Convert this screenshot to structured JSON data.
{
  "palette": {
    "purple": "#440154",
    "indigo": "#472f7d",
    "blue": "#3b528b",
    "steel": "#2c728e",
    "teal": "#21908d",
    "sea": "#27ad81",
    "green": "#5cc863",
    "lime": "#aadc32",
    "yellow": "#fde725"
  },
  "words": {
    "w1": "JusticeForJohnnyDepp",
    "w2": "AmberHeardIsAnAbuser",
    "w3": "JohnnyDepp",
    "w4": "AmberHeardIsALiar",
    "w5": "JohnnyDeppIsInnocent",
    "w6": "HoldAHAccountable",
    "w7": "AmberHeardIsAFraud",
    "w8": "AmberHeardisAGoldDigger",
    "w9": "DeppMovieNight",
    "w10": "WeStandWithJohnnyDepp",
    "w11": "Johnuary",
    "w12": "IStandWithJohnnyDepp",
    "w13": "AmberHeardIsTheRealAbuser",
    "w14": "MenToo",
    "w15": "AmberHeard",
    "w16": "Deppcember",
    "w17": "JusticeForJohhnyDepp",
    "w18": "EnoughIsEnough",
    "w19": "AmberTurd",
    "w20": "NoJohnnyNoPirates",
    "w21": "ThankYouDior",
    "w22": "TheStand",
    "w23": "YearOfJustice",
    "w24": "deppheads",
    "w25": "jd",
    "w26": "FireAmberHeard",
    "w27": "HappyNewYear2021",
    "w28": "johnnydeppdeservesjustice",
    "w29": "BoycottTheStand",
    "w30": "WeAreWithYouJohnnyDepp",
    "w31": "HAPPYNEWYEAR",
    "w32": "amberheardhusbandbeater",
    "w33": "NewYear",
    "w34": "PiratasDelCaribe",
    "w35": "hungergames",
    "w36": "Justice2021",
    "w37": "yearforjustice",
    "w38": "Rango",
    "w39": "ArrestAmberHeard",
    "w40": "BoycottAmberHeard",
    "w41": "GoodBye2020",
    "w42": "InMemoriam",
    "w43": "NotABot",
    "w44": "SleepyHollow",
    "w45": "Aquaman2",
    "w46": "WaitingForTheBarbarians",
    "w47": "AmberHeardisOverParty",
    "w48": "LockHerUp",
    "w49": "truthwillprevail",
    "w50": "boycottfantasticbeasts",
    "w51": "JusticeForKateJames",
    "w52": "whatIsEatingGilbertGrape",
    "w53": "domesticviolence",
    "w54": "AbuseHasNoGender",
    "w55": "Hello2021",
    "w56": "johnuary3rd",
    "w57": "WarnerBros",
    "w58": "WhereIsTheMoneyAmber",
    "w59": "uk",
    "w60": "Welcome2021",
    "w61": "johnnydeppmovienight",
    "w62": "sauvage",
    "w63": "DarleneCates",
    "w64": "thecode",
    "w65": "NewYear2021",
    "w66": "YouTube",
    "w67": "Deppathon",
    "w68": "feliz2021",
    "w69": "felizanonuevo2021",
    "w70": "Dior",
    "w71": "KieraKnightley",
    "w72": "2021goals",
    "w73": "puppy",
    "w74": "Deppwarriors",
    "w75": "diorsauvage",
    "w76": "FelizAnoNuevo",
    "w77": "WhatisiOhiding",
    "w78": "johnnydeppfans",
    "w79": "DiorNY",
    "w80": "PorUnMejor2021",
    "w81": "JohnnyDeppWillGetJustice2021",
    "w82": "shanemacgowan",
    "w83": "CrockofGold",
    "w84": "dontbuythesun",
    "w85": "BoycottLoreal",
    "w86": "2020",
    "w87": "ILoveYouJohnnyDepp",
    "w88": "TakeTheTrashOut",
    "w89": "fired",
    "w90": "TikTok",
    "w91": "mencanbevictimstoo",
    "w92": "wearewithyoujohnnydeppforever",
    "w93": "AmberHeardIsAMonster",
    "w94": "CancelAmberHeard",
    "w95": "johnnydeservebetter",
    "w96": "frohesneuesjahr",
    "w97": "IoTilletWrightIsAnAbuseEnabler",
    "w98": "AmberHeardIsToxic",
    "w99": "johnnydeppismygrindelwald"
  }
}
* * * * * * *
§ Directive
Write out the material exactly as given.

§ Result
Convert this screenshot to structured JSON data.
{
  "palette": {
    "purple": "#440154",
    "indigo": "#472f7d",
    "blue": "#3b528b",
    "steel": "#2c728e",
    "teal": "#21908d",
    "sea": "#27ad81",
    "green": "#5cc863",
    "lime": "#aadc32",
    "yellow": "#fde725"
  },
  "words": {
    "w1": "JusticeForJohnnyDepp",
    "w2": "AmberHeardIsAnAbuser",
    "w3": "JohnnyDepp",
    "w4": "AmberHeardIsALiar",
    "w5": "JohnnyDeppIsInnocent",
    "w6": "HoldAHAccountable",
    "w7": "AmberHeardIsAFraud",
    "w8": "AmberHeardisAGoldDigger",
    "w9": "DeppMovieNight",
    "w10": "WeStandWithJohnnyDepp",
    "w11": "Johnuary",
    "w12": "IStandWithJohnnyDepp",
    "w13": "AmberHeardIsTheRealAbuser",
    "w14": "MenToo",
    "w15": "AmberHeard",
    "w16": "Deppcember",
    "w17": "JusticeForJohhnyDepp",
    "w18": "EnoughIsEnough",
    "w19": "AmberTurd",
    "w20": "NoJohnnyNoPirates",
    "w21": "ThankYouDior",
    "w22": "TheStand",
    "w23": "YearOfJustice",
    "w24": "deppheads",
    "w25": "jd",
    "w26": "FireAmberHeard",
    "w27": "HappyNewYear2021",
    "w28": "johnnydeppdeservesjustice",
    "w29": "BoycottTheStand",
    "w30": "WeAreWithYouJohnnyDepp",
    "w31": "HAPPYNEWYEAR",
    "w32": "amberheardhusbandbeater",
    "w33": "NewYear",
    "w34": "PiratasDelCaribe",
    "w35": "hungergames",
    "w36": "Justice2021",
    "w37": "yearforjustice",
    "w38": "Rango",
    "w39": "ArrestAmberHeard",
    "w40": "BoycottAmberHeard",
    "w41": "GoodBye2020",
    "w42": "InMemoriam",
    "w43": "NotABot",
    "w44": "SleepyHollow",
    "w45": "Aquaman2",
    "w46": "WaitingForTheBarbarians",
    "w47": "AmberHeardisOverParty",
    "w48": "LockHerUp",
    "w49": "truthwillprevail",
    "w50": "boycottfantasticbeasts",
    "w51": "JusticeForKateJames",
    "w52": "whatIsEatingGilbertGrape",
    "w53": "domesticviolence",
    "w54": "AbuseHasNoGender",
    "w55": "Hello2021",
    "w56": "johnuary3rd",
    "w57": "WarnerBros",
    "w58": "WhereIsTheMoneyAmber",
    "w59": "uk",
    "w60": "Welcome2021",
    "w61": "johnnydeppmovienight",
    "w62": "sauvage",
    "w63": "DarleneCates",
    "w64": "thecode",
    "w65": "NewYear2021",
    "w66": "YouTube",
    "w67": "Deppathon",
    "w68": "feliz2021",
    "w69": "felizanonuevo2021",
    "w70": "Dior",
    "w71": "KieraKnightley",
    "w72": "2021goals",
    "w73": "puppy",
    "w74": "Deppwarriors",
    "w75": "diorsauvage",
    "w76": "FelizAnoNuevo",
    "w77": "WhatisiOhiding",
    "w78": "johnnydeppfans",
    "w79": "DiorNY",
    "w80": "PorUnMejor2021",
    "w81": "JohnnyDeppWillGetJustice2021",
    "w82": "shanemacgowan",
    "w83": "CrockofGold",
    "w84": "dontbuythesun",
    "w85": "BoycottLoreal",
    "w86": "2020",
    "w87": "ILoveYouJohnnyDepp",
    "w88": "TakeTheTrashOut",
    "w89": "fired",
    "w90": "TikTok",
    "w91": "mencanbevictimstoo",
    "w92": "wearewithyoujohnnydeppforever",
    "w93": "AmberHeardIsAMonster",
    "w94": "CancelAmberHeard",
    "w95": "johnnydeservebetter",
    "w96": "frohesneuesjahr",
    "w97": "IoTilletWrightIsAnAbuseEnabler",
    "w98": "AmberHeardIsToxic",
    "w99": "johnnydeppismygrindelwald"
  }
}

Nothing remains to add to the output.